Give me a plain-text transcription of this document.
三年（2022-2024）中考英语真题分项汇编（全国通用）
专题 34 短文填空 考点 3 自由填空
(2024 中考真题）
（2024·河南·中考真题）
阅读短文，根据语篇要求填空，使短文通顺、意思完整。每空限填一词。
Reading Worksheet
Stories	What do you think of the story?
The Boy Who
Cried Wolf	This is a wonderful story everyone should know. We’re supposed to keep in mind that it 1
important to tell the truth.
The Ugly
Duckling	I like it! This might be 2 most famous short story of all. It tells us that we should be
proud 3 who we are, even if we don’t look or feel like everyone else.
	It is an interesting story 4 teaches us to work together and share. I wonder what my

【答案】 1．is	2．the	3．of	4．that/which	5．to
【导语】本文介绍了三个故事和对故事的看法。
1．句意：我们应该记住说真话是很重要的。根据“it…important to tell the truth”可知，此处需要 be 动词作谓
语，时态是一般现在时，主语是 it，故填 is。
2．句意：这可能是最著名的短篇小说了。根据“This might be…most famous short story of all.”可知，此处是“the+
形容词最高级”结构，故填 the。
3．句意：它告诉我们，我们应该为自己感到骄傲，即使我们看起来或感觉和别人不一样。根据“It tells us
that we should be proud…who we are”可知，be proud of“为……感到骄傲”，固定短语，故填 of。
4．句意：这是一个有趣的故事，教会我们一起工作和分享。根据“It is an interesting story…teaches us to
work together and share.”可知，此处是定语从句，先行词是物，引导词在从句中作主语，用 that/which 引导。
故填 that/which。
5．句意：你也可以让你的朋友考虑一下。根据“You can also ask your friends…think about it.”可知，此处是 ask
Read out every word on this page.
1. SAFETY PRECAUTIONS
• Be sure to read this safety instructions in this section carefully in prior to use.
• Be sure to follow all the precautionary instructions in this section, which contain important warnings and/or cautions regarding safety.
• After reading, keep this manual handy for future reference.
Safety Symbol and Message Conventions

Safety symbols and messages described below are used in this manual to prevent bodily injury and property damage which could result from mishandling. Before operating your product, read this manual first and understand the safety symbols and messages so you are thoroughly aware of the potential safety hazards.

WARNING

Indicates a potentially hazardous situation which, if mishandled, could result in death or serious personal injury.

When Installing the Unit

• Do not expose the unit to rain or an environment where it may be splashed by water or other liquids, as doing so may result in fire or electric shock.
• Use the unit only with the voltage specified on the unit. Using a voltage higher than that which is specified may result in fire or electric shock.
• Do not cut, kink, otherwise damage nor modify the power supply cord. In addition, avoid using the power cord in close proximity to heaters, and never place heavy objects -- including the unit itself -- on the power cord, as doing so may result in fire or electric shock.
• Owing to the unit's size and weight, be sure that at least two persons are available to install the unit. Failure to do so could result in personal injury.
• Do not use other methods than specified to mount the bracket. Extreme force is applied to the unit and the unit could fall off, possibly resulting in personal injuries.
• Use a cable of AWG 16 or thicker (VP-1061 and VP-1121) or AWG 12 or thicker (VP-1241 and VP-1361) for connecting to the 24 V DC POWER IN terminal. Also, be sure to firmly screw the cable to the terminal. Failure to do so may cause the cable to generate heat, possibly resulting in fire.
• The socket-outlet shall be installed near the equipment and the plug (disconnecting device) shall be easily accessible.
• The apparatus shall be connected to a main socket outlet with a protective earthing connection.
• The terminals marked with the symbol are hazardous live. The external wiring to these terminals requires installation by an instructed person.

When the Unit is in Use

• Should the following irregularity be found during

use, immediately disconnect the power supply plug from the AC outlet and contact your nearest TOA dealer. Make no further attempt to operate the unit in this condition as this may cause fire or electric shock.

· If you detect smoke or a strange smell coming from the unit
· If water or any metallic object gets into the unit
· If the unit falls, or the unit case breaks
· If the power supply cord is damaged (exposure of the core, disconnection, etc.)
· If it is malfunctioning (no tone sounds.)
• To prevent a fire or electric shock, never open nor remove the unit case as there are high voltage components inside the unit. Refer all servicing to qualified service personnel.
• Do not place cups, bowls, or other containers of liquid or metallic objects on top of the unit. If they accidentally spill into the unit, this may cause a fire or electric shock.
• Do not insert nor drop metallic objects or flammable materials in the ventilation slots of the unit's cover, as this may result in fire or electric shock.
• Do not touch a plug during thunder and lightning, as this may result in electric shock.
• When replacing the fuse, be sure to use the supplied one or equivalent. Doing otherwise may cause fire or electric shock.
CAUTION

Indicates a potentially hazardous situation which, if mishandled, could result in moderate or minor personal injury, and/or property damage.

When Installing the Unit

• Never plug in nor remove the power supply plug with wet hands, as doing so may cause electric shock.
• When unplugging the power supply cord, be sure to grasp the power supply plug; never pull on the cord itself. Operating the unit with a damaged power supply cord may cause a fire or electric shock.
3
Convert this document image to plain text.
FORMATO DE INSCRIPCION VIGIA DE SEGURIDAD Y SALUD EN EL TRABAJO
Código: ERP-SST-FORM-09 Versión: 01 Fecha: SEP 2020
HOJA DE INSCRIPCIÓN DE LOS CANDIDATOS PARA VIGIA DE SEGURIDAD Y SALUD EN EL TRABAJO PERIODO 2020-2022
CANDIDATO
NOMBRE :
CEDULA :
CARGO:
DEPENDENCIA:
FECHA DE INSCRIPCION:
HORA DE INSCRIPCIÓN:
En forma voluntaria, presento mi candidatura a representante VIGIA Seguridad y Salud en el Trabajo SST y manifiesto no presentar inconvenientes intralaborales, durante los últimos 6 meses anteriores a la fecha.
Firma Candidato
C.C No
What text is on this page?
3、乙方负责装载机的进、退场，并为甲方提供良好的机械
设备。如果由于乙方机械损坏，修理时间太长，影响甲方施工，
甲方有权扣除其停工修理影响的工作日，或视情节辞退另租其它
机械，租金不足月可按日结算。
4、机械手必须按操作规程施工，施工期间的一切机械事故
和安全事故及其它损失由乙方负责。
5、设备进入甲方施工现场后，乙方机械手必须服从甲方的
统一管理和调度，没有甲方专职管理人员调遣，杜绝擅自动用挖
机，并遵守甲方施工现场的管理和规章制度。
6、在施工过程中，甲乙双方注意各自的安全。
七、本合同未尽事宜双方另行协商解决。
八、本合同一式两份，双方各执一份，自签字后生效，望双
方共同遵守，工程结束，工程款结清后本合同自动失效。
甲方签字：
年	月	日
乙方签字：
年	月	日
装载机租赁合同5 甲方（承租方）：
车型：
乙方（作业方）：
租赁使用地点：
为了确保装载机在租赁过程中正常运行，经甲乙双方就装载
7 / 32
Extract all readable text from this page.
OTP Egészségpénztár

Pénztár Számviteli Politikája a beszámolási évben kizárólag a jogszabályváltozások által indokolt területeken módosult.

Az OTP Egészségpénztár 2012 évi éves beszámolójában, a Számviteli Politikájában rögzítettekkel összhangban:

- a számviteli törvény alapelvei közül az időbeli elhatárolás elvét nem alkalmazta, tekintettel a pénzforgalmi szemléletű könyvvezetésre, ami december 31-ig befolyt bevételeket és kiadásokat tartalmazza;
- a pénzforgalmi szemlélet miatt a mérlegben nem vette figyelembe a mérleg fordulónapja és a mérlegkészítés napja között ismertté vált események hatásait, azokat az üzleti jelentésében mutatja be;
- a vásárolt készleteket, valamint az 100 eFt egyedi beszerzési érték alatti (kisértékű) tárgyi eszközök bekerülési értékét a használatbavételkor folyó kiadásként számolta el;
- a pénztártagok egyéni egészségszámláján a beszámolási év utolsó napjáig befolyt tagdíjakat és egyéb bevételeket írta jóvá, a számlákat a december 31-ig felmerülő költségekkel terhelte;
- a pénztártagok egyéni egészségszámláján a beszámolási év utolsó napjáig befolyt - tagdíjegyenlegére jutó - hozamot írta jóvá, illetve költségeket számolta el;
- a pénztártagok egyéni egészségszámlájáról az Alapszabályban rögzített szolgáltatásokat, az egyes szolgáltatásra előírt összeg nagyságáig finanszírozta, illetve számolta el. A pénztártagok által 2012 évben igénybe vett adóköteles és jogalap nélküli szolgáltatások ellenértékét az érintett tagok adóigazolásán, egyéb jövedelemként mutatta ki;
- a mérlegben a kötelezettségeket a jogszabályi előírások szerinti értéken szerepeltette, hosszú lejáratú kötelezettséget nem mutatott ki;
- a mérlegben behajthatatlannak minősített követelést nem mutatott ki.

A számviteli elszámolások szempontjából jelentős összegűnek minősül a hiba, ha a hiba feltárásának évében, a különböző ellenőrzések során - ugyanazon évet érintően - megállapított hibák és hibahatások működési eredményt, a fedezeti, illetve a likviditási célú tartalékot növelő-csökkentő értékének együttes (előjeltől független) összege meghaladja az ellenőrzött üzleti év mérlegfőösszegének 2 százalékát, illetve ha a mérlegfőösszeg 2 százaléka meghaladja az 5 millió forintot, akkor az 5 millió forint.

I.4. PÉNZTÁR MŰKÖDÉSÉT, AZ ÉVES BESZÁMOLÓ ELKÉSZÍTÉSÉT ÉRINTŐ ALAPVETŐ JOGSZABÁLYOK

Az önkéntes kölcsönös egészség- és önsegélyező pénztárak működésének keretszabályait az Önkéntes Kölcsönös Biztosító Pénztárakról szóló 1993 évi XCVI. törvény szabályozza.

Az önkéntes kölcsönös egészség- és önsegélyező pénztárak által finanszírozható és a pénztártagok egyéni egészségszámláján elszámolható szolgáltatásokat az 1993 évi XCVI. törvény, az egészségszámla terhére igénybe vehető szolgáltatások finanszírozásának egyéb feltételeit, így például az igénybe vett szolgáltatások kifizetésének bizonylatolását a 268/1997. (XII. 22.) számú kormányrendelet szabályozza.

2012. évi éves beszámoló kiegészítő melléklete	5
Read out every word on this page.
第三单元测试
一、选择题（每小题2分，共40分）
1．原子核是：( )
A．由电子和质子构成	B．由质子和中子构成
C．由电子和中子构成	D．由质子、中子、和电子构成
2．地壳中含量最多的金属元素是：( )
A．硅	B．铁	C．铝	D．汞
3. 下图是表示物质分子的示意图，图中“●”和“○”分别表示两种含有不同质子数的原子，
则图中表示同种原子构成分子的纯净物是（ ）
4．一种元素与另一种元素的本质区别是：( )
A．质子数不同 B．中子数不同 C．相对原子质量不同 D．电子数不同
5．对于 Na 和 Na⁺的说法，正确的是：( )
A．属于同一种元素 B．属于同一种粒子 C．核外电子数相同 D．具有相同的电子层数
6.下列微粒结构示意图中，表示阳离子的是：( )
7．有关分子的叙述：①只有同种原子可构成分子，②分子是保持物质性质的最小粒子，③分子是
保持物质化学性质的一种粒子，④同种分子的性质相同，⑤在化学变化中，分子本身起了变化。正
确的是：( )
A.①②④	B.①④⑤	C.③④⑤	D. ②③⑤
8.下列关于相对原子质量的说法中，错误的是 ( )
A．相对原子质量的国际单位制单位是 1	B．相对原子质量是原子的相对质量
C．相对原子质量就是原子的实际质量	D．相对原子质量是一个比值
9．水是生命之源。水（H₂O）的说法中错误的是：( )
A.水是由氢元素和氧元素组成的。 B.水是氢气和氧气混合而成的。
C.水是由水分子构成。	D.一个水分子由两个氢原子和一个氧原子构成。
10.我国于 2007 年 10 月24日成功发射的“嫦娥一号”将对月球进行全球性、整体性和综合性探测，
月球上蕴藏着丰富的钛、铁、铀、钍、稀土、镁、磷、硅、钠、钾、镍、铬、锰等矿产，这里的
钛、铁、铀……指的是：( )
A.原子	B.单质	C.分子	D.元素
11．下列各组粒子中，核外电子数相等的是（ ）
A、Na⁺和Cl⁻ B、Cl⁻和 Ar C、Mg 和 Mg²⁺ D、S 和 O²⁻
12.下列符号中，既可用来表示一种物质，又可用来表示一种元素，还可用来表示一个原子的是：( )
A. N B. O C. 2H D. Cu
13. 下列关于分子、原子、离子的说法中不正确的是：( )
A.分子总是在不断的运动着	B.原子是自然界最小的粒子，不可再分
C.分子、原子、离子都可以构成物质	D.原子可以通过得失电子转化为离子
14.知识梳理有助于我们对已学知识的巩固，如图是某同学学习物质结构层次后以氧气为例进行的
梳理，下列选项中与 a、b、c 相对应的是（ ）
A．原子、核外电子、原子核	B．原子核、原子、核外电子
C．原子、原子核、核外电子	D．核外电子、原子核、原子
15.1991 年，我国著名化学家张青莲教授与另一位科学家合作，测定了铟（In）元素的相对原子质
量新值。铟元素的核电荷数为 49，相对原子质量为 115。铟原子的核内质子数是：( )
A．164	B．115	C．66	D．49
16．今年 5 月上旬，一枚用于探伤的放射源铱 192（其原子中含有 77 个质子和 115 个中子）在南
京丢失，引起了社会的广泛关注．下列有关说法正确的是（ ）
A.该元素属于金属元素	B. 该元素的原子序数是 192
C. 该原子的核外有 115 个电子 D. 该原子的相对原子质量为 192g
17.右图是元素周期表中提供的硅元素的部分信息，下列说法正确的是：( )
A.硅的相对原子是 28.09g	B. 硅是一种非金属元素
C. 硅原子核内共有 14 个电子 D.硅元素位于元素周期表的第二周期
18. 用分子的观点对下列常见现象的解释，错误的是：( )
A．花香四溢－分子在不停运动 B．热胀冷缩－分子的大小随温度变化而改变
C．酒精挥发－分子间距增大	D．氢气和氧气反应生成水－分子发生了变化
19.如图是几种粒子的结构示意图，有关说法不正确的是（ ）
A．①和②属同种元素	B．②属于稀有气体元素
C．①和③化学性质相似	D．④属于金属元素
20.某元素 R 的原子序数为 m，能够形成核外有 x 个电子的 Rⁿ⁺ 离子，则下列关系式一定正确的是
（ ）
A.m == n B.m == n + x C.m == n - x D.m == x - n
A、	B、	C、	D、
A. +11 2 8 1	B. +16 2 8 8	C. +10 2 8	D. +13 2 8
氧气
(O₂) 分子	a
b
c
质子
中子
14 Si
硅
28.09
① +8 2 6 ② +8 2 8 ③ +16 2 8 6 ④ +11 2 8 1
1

* * * * * * *

SHORT PROBLEM ->
Copy out every line of the data that includes "remove".

EXERCISE SOLUTION ->
• To prevent a fire or electric shock, never open nor remove the unit case as there are high voltage components inside the unit. Refer all servicing to qualified service personnel.
• Never plug in nor remove the power supply plug with wet hands, as doing so may cause electric shock.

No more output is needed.